Problem details -
Repeat, without any change, the entries presented below.

Records -
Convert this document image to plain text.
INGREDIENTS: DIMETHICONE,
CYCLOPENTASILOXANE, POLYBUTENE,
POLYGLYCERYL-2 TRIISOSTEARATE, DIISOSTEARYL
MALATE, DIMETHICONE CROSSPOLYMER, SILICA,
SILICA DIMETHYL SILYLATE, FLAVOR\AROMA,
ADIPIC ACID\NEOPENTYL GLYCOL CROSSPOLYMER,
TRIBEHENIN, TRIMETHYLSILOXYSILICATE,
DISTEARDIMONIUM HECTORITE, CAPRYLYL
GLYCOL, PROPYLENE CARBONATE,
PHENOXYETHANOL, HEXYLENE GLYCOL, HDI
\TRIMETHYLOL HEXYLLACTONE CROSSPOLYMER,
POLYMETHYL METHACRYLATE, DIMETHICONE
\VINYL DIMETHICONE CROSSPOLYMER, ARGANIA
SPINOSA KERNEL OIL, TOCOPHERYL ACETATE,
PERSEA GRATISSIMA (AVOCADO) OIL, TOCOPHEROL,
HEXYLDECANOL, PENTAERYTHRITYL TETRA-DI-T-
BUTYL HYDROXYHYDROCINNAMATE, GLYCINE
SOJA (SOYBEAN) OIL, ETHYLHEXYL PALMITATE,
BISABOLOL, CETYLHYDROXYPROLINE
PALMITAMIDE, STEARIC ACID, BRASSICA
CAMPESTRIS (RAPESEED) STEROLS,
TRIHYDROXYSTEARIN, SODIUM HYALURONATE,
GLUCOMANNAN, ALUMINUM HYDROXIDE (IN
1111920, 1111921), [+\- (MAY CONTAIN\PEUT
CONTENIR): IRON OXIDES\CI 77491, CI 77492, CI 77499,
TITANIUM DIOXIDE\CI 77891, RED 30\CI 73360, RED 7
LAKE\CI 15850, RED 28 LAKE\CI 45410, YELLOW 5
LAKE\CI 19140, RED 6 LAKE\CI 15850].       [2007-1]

Result -
Convert this document image to plain text.
INGREDIENTS: DIMETHICONE,
CYCLOPENTASILOXANE, POLYBUTENE,
POLYGLYCERYL-2 TRIISOSTEARATE, DIISOSTEARYL
MALATE, DIMETHICONE CROSSPOLYMER, SILICA,
SILICA DIMETHYL SILYLATE, FLAVOR\AROMA,
ADIPIC ACID\NEOPENTYL GLYCOL CROSSPOLYMER,
TRIBEHENIN, TRIMETHYLSILOXYSILICATE,
DISTEARDIMONIUM HECTORITE, CAPRYLYL
GLYCOL, PROPYLENE CARBONATE,
PHENOXYETHANOL, HEXYLENE GLYCOL, HDI
\TRIMETHYLOL HEXYLLACTONE CROSSPOLYMER,
POLYMETHYL METHACRYLATE, DIMETHICONE
\VINYL DIMETHICONE CROSSPOLYMER, ARGANIA
SPINOSA KERNEL OIL, TOCOPHERYL ACETATE,
PERSEA GRATISSIMA (AVOCADO) OIL, TOCOPHEROL,
HEXYLDECANOL, PENTAERYTHRITYL TETRA-DI-T-
BUTYL HYDROXYHYDROCINNAMATE, GLYCINE
SOJA (SOYBEAN) OIL, ETHYLHEXYL PALMITATE,
BISABOLOL, CETYLHYDROXYPROLINE
PALMITAMIDE, STEARIC ACID, BRASSICA
CAMPESTRIS (RAPESEED) STEROLS,
TRIHYDROXYSTEARIN, SODIUM HYALURONATE,
GLUCOMANNAN, ALUMINUM HYDROXIDE (IN
1111920, 1111921), [+\- (MAY CONTAIN\PEUT
CONTENIR): IRON OXIDES\CI 77491, CI 77492, CI 77499,
TITANIUM DIOXIDE\CI 77891, RED 30\CI 73360, RED 7
LAKE\CI 15850, RED 28 LAKE\CI 45410, YELLOW 5
LAKE\CI 19140, RED 6 LAKE\CI 15850].       [2007-1]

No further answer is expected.